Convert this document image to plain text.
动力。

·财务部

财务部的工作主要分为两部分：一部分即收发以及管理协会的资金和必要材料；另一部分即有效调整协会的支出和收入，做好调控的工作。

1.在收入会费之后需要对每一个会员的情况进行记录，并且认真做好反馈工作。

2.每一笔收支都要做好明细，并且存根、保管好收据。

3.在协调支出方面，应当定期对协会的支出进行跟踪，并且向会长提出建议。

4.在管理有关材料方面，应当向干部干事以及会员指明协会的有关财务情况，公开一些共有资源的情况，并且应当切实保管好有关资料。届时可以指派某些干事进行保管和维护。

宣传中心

Work to be completed ->
Please set down the whole listing above without altering a single line.

The completed task ->
Convert this document image to plain text.
动力。

·财务部

财务部的工作主要分为两部分：一部分即收发以及管理协会的资金和必要材料；另一部分即有效调整协会的支出和收入，做好调控的工作。

1.在收入会费之后需要对每一个会员的情况进行记录，并且认真做好反馈工作。

2.每一笔收支都要做好明细，并且存根、保管好收据。

3.在协调支出方面，应当定期对协会的支出进行跟踪，并且向会长提出建议。

4.在管理有关材料方面，应当向干部干事以及会员指明协会的有关财务情况，公开一些共有资源的情况，并且应当切实保管好有关资料。届时可以指派某些干事进行保管和维护。

宣传中心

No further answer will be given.